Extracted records
* * * * * * *
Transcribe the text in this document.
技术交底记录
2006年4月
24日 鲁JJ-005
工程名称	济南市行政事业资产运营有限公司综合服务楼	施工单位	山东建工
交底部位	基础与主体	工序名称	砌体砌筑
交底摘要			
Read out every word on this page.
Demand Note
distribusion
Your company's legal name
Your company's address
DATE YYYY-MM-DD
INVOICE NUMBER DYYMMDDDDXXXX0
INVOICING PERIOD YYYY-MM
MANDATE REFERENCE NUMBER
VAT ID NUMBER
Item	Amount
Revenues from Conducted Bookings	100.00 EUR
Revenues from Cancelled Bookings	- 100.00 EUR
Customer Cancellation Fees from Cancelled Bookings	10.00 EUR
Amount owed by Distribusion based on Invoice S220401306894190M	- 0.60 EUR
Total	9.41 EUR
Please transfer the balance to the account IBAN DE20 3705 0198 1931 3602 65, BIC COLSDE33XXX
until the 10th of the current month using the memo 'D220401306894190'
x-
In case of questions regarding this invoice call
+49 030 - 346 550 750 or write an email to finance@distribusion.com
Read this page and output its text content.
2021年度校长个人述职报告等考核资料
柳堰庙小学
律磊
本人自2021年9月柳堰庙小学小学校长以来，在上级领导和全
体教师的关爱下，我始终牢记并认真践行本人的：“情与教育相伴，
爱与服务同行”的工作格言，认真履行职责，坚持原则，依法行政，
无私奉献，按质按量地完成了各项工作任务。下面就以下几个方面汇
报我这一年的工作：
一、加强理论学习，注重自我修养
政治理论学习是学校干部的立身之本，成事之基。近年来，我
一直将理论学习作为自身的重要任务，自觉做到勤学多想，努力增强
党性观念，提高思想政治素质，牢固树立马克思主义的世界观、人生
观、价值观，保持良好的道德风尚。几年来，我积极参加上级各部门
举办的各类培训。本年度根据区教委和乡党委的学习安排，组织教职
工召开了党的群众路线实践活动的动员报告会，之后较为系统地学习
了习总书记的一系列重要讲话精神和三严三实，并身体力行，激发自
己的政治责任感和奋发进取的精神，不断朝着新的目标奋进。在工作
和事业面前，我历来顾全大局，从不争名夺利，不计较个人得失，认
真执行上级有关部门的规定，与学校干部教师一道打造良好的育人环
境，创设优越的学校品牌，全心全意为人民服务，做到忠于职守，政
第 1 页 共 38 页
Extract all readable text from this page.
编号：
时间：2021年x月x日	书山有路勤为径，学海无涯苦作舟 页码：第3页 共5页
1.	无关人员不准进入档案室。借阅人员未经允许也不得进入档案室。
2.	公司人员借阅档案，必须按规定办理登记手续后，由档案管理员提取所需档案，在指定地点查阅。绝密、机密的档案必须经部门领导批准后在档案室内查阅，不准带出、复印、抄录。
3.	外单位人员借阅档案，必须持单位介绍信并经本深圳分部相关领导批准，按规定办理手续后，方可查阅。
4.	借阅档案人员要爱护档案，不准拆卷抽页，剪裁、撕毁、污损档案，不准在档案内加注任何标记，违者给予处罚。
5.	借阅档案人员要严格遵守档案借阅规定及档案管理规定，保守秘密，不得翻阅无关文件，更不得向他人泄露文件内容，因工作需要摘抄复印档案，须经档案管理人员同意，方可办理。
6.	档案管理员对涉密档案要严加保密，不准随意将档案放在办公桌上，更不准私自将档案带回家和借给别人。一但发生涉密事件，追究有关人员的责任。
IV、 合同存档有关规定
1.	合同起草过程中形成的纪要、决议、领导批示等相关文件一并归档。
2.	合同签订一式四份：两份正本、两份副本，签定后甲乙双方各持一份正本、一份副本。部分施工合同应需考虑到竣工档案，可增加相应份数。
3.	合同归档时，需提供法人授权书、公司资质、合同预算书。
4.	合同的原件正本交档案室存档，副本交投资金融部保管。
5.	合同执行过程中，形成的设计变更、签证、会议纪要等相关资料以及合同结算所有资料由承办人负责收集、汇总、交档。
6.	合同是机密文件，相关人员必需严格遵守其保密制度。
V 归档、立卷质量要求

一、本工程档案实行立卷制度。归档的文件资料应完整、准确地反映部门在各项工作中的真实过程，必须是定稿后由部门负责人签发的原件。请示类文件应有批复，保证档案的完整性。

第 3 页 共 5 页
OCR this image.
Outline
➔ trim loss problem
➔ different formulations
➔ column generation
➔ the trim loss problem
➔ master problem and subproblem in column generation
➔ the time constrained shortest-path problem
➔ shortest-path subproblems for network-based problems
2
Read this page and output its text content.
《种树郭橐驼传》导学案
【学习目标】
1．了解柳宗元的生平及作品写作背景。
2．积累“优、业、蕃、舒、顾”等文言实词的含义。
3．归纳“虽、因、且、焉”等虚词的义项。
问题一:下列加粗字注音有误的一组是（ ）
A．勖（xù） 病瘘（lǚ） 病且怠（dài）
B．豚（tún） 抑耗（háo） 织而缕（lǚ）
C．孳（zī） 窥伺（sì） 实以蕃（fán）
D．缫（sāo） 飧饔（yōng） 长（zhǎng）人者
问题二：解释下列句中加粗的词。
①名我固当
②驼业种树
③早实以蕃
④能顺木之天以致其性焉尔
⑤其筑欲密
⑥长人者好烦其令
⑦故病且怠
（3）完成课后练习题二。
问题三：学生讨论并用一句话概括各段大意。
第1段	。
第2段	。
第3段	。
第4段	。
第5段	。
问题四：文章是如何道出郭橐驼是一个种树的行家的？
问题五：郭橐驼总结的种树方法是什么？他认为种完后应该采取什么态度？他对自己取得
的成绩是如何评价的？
* * * * * * *
Find the lines above that contain the word "page" and collect them.

Read out every word on this page.
Read this page and output its text content.
Extract all readable text from this page.
Read this page and output its text content.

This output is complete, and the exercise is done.